The Guardian on Germany/Die Guardian zu Deutschland

A bit late this link, but this week the Guardian has started examining some European countries, starting with Germany – see neweurope. More detail here.

There seem to be more articles every day. I noted in particular some articles on German literature, with more suggestions in the comments (Join the new World literature tour to Germany). Then one on the life of a German family:

Back home, Gerrit opens some lovely Hassaröder Pils beer, while Katleen, in a rare lapse of taste, drinks Beck’s. They put on a CD by a German R&B singer called Joy Denalane. To my ears, it sounds as authentically uninteresting as its English-language counterpartsz. “For me, one of the great things about the past year is that German-language music is becoming popular,” says Gerrit. Fair enough, but the current German top 10 is all in English, even when the songs are sung by Germans.

On the kitchen shelves, there’s a nostalgic East German cookbook, teeming with pictures of men in feather cuts at the wheels of Trabants, and recipes so stolid that subsisting on them would make you look more like Helmut Kohl than a member of the DDR’s gymnastic team.

=== Given request A ===
Retype the part of the piece on the Guardian and Germany from "A bit late this" up to and including "More detail here.".
The piece on the Guardian and Germany has no connection to the records that come after it.

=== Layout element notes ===
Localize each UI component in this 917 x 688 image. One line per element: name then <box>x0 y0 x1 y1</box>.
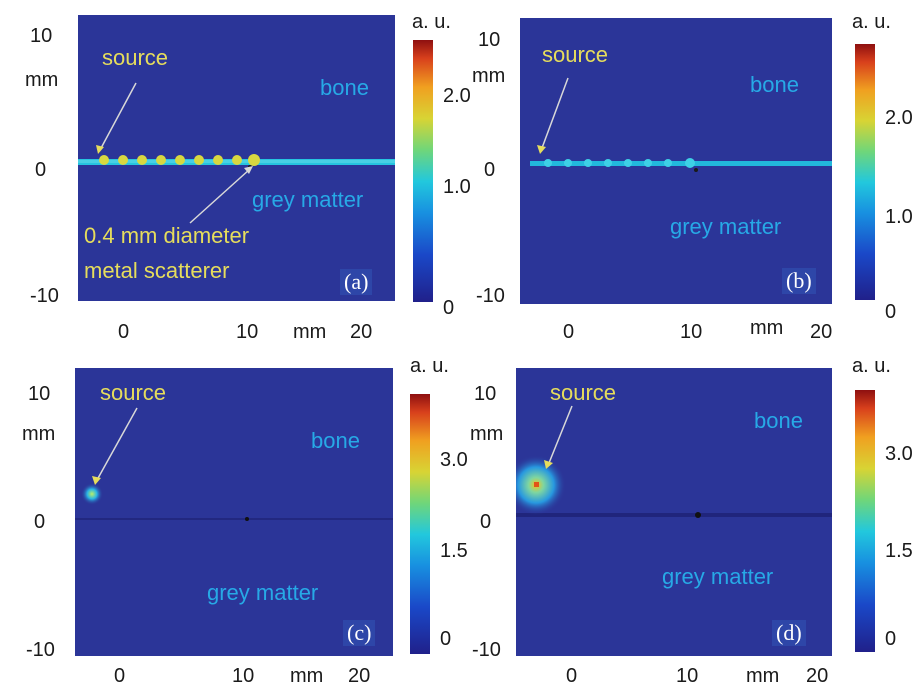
colorbar-tick-mid-d: 1.5 <box>885 540 913 562</box>
y-unit-d: mm <box>470 423 504 445</box>
y-unit-b: mm <box>472 65 506 87</box>
annotation-grey-matter-d: grey matter <box>662 564 774 589</box>
x-tick-20-d: 20 <box>806 665 829 687</box>
x-unit-b: mm <box>750 317 784 339</box>
y-tick-neg10-a: -10 <box>30 285 59 307</box>
y-tick-10-a: 10 <box>30 25 53 47</box>
x-tick-10-c: 10 <box>232 665 255 687</box>
annotation-source-b: source <box>542 42 609 67</box>
field-pattern-b <box>530 77 832 172</box>
y-tick-neg10-d: -10 <box>472 639 501 661</box>
annotation-bone-b: bone <box>750 72 799 97</box>
x-tick-10-a: 10 <box>236 321 259 343</box>
x-tick-0-b: 0 <box>563 321 575 343</box>
annotation-scatterer-line2-a: metal scatterer <box>84 258 230 283</box>
x-tick-0-c: 0 <box>114 665 126 687</box>
y-tick-0-a: 0 <box>35 159 47 181</box>
annotation-bone-a: bone <box>320 75 369 100</box>
colorbar-tick-zero-c: 0 <box>440 628 452 650</box>
panel-label-a: (a) <box>340 269 373 295</box>
annotation-source-d: source <box>550 380 617 405</box>
field-pattern-d <box>516 405 832 518</box>
field-plot-a: source bone grey matter 0.4 mm diameter … <box>78 15 395 301</box>
x-tick-20-a: 20 <box>350 321 373 343</box>
annotation-grey-matter-c: grey matter <box>207 580 319 605</box>
colorbar-title-c: a. u. <box>410 355 449 377</box>
annotation-grey-matter-a: grey matter <box>252 187 364 212</box>
colorbar-tick-high-b: 2.0 <box>885 107 913 129</box>
x-tick-20-c: 20 <box>348 665 371 687</box>
colorbar-d <box>855 390 875 652</box>
annotation-source-c: source <box>100 380 167 405</box>
x-tick-10-d: 10 <box>676 665 699 687</box>
colorbar-b <box>855 44 875 300</box>
panel-label-c: (c) <box>343 620 376 646</box>
x-tick-20-b: 20 <box>810 321 833 343</box>
colorbar-tick-zero-d: 0 <box>885 628 897 650</box>
field-plot-c: source bone grey matter (c) <box>75 368 393 656</box>
x-tick-0-a: 0 <box>118 321 130 343</box>
colorbar-tick-mid-a: 1.0 <box>443 176 471 198</box>
field-plot-d: source bone grey matter (d) <box>516 368 832 656</box>
x-unit-c: mm <box>290 665 324 687</box>
y-tick-0-b: 0 <box>484 159 496 181</box>
panel-label-d: (d) <box>772 620 806 646</box>
annotation-bone-d: bone <box>754 408 803 433</box>
x-tick-10-b: 10 <box>680 321 703 343</box>
panel-label-b: (b) <box>782 268 816 294</box>
y-tick-neg10-c: -10 <box>26 639 55 661</box>
y-tick-10-b: 10 <box>478 29 501 51</box>
field-pattern-c <box>75 407 393 521</box>
y-tick-0-d: 0 <box>480 511 492 533</box>
annotation-scatterer-line1-a: 0.4 mm diameter <box>84 223 250 248</box>
annotation-bone-c: bone <box>311 428 360 453</box>
annotation-grey-matter-b: grey matter <box>670 214 782 239</box>
colorbar-tick-mid-c: 1.5 <box>440 540 468 562</box>
colorbar-c <box>410 394 430 654</box>
colorbar-tick-high-c: 3.0 <box>440 449 468 471</box>
field-plot-b: source bone grey matter (b) <box>520 18 832 304</box>
y-unit-c: mm <box>22 423 56 445</box>
colorbar-tick-mid-b: 1.0 <box>885 206 913 228</box>
colorbar-title-b: a. u. <box>852 11 891 33</box>
y-tick-neg10-b: -10 <box>476 285 505 307</box>
x-tick-0-d: 0 <box>566 665 578 687</box>
colorbar-a <box>413 40 433 302</box>
y-unit-a: mm <box>25 69 59 91</box>
x-unit-d: mm <box>746 665 780 687</box>
colorbar-tick-zero-a: 0 <box>443 297 455 319</box>
field-pattern-a <box>78 82 395 224</box>
colorbar-tick-zero-b: 0 <box>885 301 897 323</box>
y-tick-0-c: 0 <box>34 511 46 533</box>
y-tick-10-d: 10 <box>474 383 497 405</box>
colorbar-tick-high-a: 2.0 <box>443 85 471 107</box>
colorbar-tick-high-d: 3.0 <box>885 443 913 465</box>
colorbar-title-a: a. u. <box>412 11 451 33</box>
x-unit-a: mm <box>293 321 327 343</box>
colorbar-title-d: a. u. <box>852 355 891 377</box>
y-tick-10-c: 10 <box>28 383 51 405</box>
annotation-source-a: source <box>102 45 169 70</box>
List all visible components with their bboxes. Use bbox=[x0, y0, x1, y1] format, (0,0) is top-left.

=== Given request B ===
In the records, repeat the lines from the line with "colorbar-tick-mid-d: 1.5 <box>885" up to and including the line with "annotation-source-d: source <box>550".

=== Problem solution A ===
A bit late this link, but this week the Guardian has started examining some European countries, starting with Germany – see neweurope. More detail here.

=== Problem solution B ===
colorbar-tick-mid-d: 1.5 <box>885 540 913 562</box>
y-unit-d: mm <box>470 423 504 445</box>
y-unit-b: mm <box>472 65 506 87</box>
annotation-grey-matter-d: grey matter <box>662 564 774 589</box>
x-tick-20-d: 20 <box>806 665 829 687</box>
x-unit-b: mm <box>750 317 784 339</box>
y-tick-neg10-a: -10 <box>30 285 59 307</box>
y-tick-10-a: 10 <box>30 25 53 47</box>
x-tick-10-c: 10 <box>232 665 255 687</box>
annotation-source-b: source <box>542 42 609 67</box>
field-pattern-b <box>530 77 832 172</box>
y-tick-neg10-d: -10 <box>472 639 501 661</box>
annotation-bone-b: bone <box>750 72 799 97</box>
x-tick-10-a: 10 <box>236 321 259 343</box>
x-tick-0-b: 0 <box>563 321 575 343</box>
annotation-scatterer-line2-a: metal scatterer <box>84 258 230 283</box>
x-tick-0-c: 0 <box>114 665 126 687</box>
y-tick-0-a: 0 <box>35 159 47 181</box>
annotation-bone-a: bone <box>320 75 369 100</box>
colorbar-tick-zero-c: 0 <box>440 628 452 650</box>
panel-label-a: (a) <box>340 269 373 295</box>
annotation-source-d: source <box>550 380 617 405</box>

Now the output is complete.